* **REQUIREMENT**:
Return the records in full, exactly as given.

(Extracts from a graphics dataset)
◇ ◇ ◇ ◇

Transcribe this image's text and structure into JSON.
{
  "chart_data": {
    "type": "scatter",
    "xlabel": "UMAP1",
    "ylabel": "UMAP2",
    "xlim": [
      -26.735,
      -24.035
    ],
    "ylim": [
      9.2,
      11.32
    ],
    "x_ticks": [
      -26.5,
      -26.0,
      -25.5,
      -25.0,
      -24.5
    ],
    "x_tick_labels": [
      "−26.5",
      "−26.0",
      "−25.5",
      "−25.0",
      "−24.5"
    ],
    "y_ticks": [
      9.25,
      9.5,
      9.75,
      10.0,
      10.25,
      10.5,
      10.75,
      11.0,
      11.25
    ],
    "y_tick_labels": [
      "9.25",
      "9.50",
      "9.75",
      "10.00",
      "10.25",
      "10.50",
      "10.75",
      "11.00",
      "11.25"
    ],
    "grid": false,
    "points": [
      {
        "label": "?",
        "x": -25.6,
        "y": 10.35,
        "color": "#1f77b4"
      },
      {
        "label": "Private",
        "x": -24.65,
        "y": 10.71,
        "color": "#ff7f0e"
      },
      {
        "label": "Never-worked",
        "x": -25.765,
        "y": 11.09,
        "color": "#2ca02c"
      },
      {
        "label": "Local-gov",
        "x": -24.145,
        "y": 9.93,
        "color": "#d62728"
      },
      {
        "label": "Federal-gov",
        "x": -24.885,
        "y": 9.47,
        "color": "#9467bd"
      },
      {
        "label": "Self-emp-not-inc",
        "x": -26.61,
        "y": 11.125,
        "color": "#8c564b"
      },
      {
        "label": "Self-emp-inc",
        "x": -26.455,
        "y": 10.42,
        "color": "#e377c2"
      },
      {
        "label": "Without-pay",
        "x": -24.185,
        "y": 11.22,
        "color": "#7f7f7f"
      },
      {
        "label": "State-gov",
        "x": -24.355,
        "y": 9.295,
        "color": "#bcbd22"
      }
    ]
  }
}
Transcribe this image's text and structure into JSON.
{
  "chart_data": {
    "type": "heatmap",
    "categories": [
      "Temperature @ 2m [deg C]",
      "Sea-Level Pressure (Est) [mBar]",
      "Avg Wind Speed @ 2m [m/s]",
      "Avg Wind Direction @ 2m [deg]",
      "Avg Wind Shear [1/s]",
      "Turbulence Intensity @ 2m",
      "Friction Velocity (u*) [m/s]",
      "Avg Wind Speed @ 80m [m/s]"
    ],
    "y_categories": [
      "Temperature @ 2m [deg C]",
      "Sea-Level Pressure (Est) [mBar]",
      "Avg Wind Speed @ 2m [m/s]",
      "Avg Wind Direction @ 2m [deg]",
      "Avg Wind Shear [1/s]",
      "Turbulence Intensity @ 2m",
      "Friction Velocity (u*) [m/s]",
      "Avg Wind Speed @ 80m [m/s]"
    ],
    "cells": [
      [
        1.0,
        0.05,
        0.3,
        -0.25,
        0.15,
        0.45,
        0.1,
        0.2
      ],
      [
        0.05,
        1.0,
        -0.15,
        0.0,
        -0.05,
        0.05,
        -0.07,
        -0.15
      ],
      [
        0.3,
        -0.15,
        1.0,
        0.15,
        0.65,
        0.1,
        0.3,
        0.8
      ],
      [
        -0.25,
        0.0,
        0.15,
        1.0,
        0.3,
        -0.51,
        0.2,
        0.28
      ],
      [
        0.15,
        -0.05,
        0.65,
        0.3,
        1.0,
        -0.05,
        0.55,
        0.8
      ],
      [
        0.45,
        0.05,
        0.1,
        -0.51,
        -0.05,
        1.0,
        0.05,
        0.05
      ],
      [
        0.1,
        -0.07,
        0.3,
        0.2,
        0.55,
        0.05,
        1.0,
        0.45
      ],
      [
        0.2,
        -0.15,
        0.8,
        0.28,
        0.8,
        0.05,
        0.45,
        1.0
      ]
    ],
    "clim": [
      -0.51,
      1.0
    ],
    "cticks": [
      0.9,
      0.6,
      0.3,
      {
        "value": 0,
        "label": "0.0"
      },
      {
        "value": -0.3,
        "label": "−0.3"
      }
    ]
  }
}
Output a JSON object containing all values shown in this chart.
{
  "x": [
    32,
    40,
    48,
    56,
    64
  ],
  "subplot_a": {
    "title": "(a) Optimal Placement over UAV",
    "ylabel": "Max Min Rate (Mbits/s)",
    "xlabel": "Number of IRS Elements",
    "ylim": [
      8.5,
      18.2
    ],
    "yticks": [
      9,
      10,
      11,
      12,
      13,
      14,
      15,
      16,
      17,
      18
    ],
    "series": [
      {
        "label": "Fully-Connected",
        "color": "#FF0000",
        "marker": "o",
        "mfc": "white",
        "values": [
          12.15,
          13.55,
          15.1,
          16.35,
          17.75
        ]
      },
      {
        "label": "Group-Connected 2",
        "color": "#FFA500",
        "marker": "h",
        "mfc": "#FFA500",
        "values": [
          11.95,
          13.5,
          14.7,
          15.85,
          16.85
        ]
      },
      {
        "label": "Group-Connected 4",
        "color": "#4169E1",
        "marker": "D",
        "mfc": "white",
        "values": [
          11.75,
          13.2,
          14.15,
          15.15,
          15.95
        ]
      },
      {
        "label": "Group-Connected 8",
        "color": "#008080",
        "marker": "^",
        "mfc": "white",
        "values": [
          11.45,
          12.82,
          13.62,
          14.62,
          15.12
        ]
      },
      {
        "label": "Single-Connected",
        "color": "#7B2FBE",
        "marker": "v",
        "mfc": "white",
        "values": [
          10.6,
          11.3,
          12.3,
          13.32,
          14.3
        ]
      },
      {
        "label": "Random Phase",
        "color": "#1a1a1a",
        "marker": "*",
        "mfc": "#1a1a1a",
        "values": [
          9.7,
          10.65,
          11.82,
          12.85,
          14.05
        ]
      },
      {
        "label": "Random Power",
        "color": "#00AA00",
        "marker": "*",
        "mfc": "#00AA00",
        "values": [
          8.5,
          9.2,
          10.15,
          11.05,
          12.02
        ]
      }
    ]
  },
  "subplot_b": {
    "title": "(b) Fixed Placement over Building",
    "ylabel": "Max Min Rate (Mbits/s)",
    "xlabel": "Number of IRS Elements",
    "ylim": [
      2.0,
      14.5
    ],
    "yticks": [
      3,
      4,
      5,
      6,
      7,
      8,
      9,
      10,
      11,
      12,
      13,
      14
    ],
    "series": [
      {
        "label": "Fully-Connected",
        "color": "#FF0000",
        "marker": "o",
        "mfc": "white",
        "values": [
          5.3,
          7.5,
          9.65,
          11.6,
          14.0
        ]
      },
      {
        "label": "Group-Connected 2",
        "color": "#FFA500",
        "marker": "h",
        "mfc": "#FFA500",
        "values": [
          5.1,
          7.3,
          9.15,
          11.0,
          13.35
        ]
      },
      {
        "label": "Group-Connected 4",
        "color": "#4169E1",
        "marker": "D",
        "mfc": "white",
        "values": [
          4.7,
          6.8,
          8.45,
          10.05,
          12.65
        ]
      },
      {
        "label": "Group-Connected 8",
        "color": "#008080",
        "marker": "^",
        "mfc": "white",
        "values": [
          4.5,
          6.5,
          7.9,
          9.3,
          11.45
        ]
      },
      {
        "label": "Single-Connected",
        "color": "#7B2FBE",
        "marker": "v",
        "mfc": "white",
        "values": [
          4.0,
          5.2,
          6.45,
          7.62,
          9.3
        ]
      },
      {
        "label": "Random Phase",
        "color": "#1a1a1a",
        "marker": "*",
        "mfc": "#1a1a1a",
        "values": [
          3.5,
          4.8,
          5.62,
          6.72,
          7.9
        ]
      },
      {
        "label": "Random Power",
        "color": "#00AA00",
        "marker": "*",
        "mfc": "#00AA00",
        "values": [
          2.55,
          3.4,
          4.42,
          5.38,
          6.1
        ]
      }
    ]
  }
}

◇ ◇ ◇ ◇

* **COMPLETE OUTPUT**:
Transcribe this image's text and structure into JSON.
{
  "chart_data": {
    "type": "scatter",
    "xlabel": "UMAP1",
    "ylabel": "UMAP2",
    "xlim": [
      -26.735,
      -24.035
    ],
    "ylim": [
      9.2,
      11.32
    ],
    "x_ticks": [
      -26.5,
      -26.0,
      -25.5,
      -25.0,
      -24.5
    ],
    "x_tick_labels": [
      "−26.5",
      "−26.0",
      "−25.5",
      "−25.0",
      "−24.5"
    ],
    "y_ticks": [
      9.25,
      9.5,
      9.75,
      10.0,
      10.25,
      10.5,
      10.75,
      11.0,
      11.25
    ],
    "y_tick_labels": [
      "9.25",
      "9.50",
      "9.75",
      "10.00",
      "10.25",
      "10.50",
      "10.75",
      "11.00",
      "11.25"
    ],
    "grid": false,
    "points": [
      {
        "label": "?",
        "x": -25.6,
        "y": 10.35,
        "color": "#1f77b4"
      },
      {
        "label": "Private",
        "x": -24.65,
        "y": 10.71,
        "color": "#ff7f0e"
      },
      {
        "label": "Never-worked",
        "x": -25.765,
        "y": 11.09,
        "color": "#2ca02c"
      },
      {
        "label": "Local-gov",
        "x": -24.145,
        "y": 9.93,
        "color": "#d62728"
      },
      {
        "label": "Federal-gov",
        "x": -24.885,
        "y": 9.47,
        "color": "#9467bd"
      },
      {
        "label": "Self-emp-not-inc",
        "x": -26.61,
        "y": 11.125,
        "color": "#8c564b"
      },
      {
        "label": "Self-emp-inc",
        "x": -26.455,
        "y": 10.42,
        "color": "#e377c2"
      },
      {
        "label": "Without-pay",
        "x": -24.185,
        "y": 11.22,
        "color": "#7f7f7f"
      },
      {
        "label": "State-gov",
        "x": -24.355,
        "y": 9.295,
        "color": "#bcbd22"
      }
    ]
  }
}
Transcribe this image's text and structure into JSON.
{
  "chart_data": {
    "type": "heatmap",
    "categories": [
      "Temperature @ 2m [deg C]",
      "Sea-Level Pressure (Est) [mBar]",
      "Avg Wind Speed @ 2m [m/s]",
      "Avg Wind Direction @ 2m [deg]",
      "Avg Wind Shear [1/s]",
      "Turbulence Intensity @ 2m",
      "Friction Velocity (u*) [m/s]",
      "Avg Wind Speed @ 80m [m/s]"
    ],
    "y_categories": [
      "Temperature @ 2m [deg C]",
      "Sea-Level Pressure (Est) [mBar]",
      "Avg Wind Speed @ 2m [m/s]",
      "Avg Wind Direction @ 2m [deg]",
      "Avg Wind Shear [1/s]",
      "Turbulence Intensity @ 2m",
      "Friction Velocity (u*) [m/s]",
      "Avg Wind Speed @ 80m [m/s]"
    ],
    "cells": [
      [
        1.0,
        0.05,
        0.3,
        -0.25,
        0.15,
        0.45,
        0.1,
        0.2
      ],
      [
        0.05,
        1.0,
        -0.15,
        0.0,
        -0.05,
        0.05,
        -0.07,
        -0.15
      ],
      [
        0.3,
        -0.15,
        1.0,
        0.15,
        0.65,
        0.1,
        0.3,
        0.8
      ],
      [
        -0.25,
        0.0,
        0.15,
        1.0,
        0.3,
        -0.51,
        0.2,
        0.28
      ],
      [
        0.15,
        -0.05,
        0.65,
        0.3,
        1.0,
        -0.05,
        0.55,
        0.8
      ],
      [
        0.45,
        0.05,
        0.1,
        -0.51,
        -0.05,
        1.0,
        0.05,
        0.05
      ],
      [
        0.1,
        -0.07,
        0.3,
        0.2,
        0.55,
        0.05,
        1.0,
        0.45
      ],
      [
        0.2,
        -0.15,
        0.8,
        0.28,
        0.8,
        0.05,
        0.45,
        1.0
      ]
    ],
    "clim": [
      -0.51,
      1.0
    ],
    "cticks": [
      0.9,
      0.6,
      0.3,
      {
        "value": 0,
        "label": "0.0"
      },
      {
        "value": -0.3,
        "label": "−0.3"
      }
    ]
  }
}
Output a JSON object containing all values shown in this chart.
{
  "x": [
    32,
    40,
    48,
    56,
    64
  ],
  "subplot_a": {
    "title": "(a) Optimal Placement over UAV",
    "ylabel": "Max Min Rate (Mbits/s)",
    "xlabel": "Number of IRS Elements",
    "ylim": [
      8.5,
      18.2
    ],
    "yticks": [
      9,
      10,
      11,
      12,
      13,
      14,
      15,
      16,
      17,
      18
    ],
    "series": [
      {
        "label": "Fully-Connected",
        "color": "#FF0000",
        "marker": "o",
        "mfc": "white",
        "values": [
          12.15,
          13.55,
          15.1,
          16.35,
          17.75
        ]
      },
      {
        "label": "Group-Connected 2",
        "color": "#FFA500",
        "marker": "h",
        "mfc": "#FFA500",
        "values": [
          11.95,
          13.5,
          14.7,
          15.85,
          16.85
        ]
      },
      {
        "label": "Group-Connected 4",
        "color": "#4169E1",
        "marker": "D",
        "mfc": "white",
        "values": [
          11.75,
          13.2,
          14.15,
          15.15,
          15.95
        ]
      },
      {
        "label": "Group-Connected 8",
        "color": "#008080",
        "marker": "^",
        "mfc": "white",
        "values": [
          11.45,
          12.82,
          13.62,
          14.62,
          15.12
        ]
      },
      {
        "label": "Single-Connected",
        "color": "#7B2FBE",
        "marker": "v",
        "mfc": "white",
        "values": [
          10.6,
          11.3,
          12.3,
          13.32,
          14.3
        ]
      },
      {
        "label": "Random Phase",
        "color": "#1a1a1a",
        "marker": "*",
        "mfc": "#1a1a1a",
        "values": [
          9.7,
          10.65,
          11.82,
          12.85,
          14.05
        ]
      },
      {
        "label": "Random Power",
        "color": "#00AA00",
        "marker": "*",
        "mfc": "#00AA00",
        "values": [
          8.5,
          9.2,
          10.15,
          11.05,
          12.02
        ]
      }
    ]
  },
  "subplot_b": {
    "title": "(b) Fixed Placement over Building",
    "ylabel": "Max Min Rate (Mbits/s)",
    "xlabel": "Number of IRS Elements",
    "ylim": [
      2.0,
      14.5
    ],
    "yticks": [
      3,
      4,
      5,
      6,
      7,
      8,
      9,
      10,
      11,
      12,
      13,
      14
    ],
    "series": [
      {
        "label": "Fully-Connected",
        "color": "#FF0000",
        "marker": "o",
        "mfc": "white",
        "values": [
          5.3,
          7.5,
          9.65,
          11.6,
          14.0
        ]
      },
      {
        "label": "Group-Connected 2",
        "color": "#FFA500",
        "marker": "h",
        "mfc": "#FFA500",
        "values": [
          5.1,
          7.3,
          9.15,
          11.0,
          13.35
        ]
      },
      {
        "label": "Group-Connected 4",
        "color": "#4169E1",
        "marker": "D",
        "mfc": "white",
        "values": [
          4.7,
          6.8,
          8.45,
          10.05,
          12.65
        ]
      },
      {
        "label": "Group-Connected 8",
        "color": "#008080",
        "marker": "^",
        "mfc": "white",
        "values": [
          4.5,
          6.5,
          7.9,
          9.3,
          11.45
        ]
      },
      {
        "label": "Single-Connected",
        "color": "#7B2FBE",
        "marker": "v",
        "mfc": "white",
        "values": [
          4.0,
          5.2,
          6.45,
          7.62,
          9.3
        ]
      },
      {
        "label": "Random Phase",
        "color": "#1a1a1a",
        "marker": "*",
        "mfc": "#1a1a1a",
        "values": [
          3.5,
          4.8,
          5.62,
          6.72,
          7.9
        ]
      },
      {
        "label": "Random Power",
        "color": "#00AA00",
        "marker": "*",
        "mfc": "#00AA00",
        "values": [
          2.55,
          3.4,
          4.42,
          5.38,
          6.1
        ]
      }
    ]
  }
}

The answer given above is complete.